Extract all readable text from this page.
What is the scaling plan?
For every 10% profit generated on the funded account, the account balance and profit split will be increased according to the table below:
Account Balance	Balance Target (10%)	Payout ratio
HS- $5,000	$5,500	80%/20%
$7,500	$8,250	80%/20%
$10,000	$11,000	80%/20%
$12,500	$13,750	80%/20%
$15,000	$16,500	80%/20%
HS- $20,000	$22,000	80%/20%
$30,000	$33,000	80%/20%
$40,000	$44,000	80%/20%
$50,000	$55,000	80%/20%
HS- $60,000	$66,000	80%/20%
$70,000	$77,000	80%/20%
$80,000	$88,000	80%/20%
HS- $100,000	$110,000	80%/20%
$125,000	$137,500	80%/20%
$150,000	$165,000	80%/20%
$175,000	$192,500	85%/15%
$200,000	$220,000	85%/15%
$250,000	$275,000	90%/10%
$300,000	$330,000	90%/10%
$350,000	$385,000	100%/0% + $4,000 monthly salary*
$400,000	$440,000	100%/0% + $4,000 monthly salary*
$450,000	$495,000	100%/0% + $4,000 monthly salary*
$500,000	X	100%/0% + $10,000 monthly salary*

■ **What to do**
Faithfully transcribe the whole of the data.

■ **Complete output**
Extract all readable text from this page.
What is the scaling plan?
For every 10% profit generated on the funded account, the account balance and profit split will be increased according to the table below:
Account Balance	Balance Target (10%)	Payout ratio
HS- $5,000	$5,500	80%/20%
$7,500	$8,250	80%/20%
$10,000	$11,000	80%/20%
$12,500	$13,750	80%/20%
$15,000	$16,500	80%/20%
HS- $20,000	$22,000	80%/20%
$30,000	$33,000	80%/20%
$40,000	$44,000	80%/20%
$50,000	$55,000	80%/20%
HS- $60,000	$66,000	80%/20%
$70,000	$77,000	80%/20%
$80,000	$88,000	80%/20%
HS- $100,000	$110,000	80%/20%
$125,000	$137,500	80%/20%
$150,000	$165,000	80%/20%
$175,000	$192,500	85%/15%
$200,000	$220,000	85%/15%
$250,000	$275,000	90%/10%
$300,000	$330,000	90%/10%
$350,000	$385,000	100%/0% + $4,000 monthly salary*
$400,000	$440,000	100%/0% + $4,000 monthly salary*
$450,000	$495,000	100%/0% + $4,000 monthly salary*
$500,000	X	100%/0% + $10,000 monthly salary*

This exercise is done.